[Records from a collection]
******
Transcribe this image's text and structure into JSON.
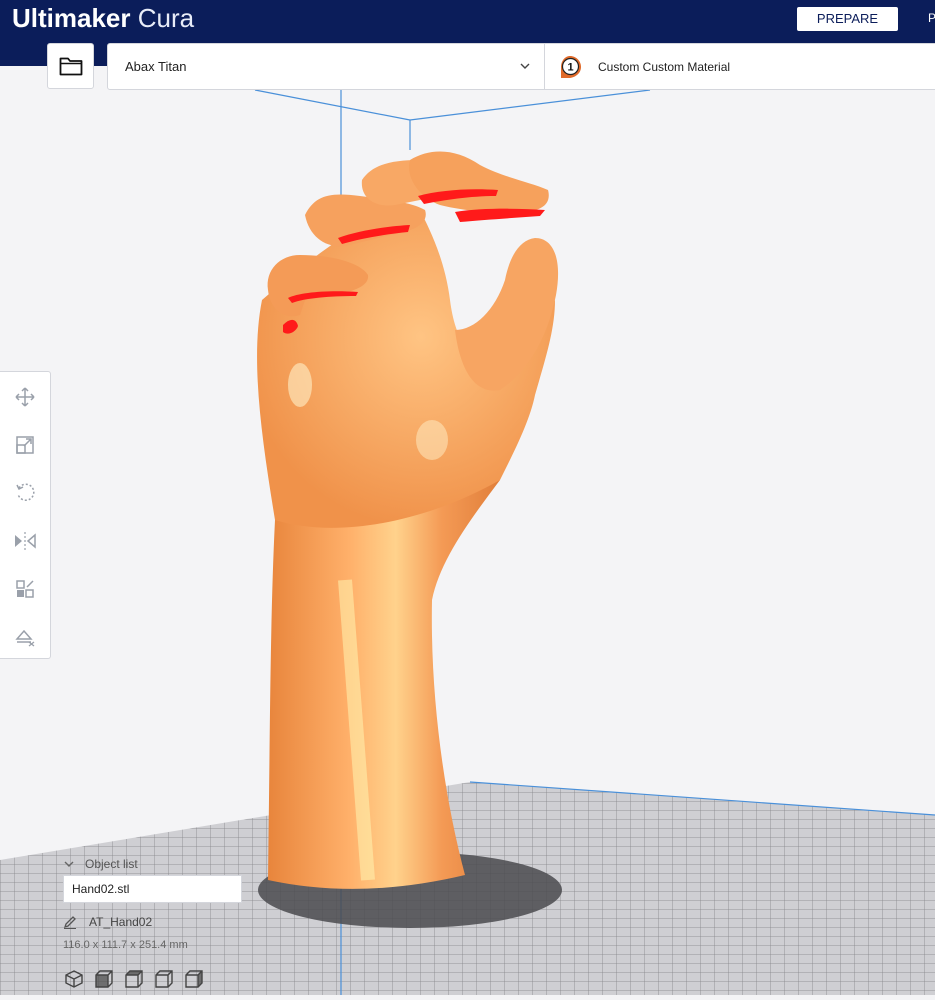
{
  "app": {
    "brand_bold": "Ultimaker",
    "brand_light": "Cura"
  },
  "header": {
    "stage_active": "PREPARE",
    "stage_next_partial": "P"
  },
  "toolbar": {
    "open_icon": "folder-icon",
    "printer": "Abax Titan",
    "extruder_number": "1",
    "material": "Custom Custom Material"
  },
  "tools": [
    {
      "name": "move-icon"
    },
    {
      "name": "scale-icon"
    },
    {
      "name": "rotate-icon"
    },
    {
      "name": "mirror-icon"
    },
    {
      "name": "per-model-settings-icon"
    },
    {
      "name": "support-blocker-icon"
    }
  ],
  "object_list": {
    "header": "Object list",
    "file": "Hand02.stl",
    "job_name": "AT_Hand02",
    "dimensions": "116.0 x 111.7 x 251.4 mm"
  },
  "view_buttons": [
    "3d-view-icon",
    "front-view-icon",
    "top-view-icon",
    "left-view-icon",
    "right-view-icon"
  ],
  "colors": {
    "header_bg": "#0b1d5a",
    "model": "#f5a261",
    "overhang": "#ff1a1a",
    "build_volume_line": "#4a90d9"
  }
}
******
Your instructions | Look through the data above. Copy every line with the string "icon" in it.

Response for this exercise |
    "open_icon": "folder-icon",
      "name": "move-icon"
      "name": "scale-icon"
      "name": "rotate-icon"
      "name": "mirror-icon"
      "name": "per-model-settings-icon"
      "name": "support-blocker-icon"
    "3d-view-icon",
    "front-view-icon",
    "top-view-icon",
    "left-view-icon",
    "right-view-icon"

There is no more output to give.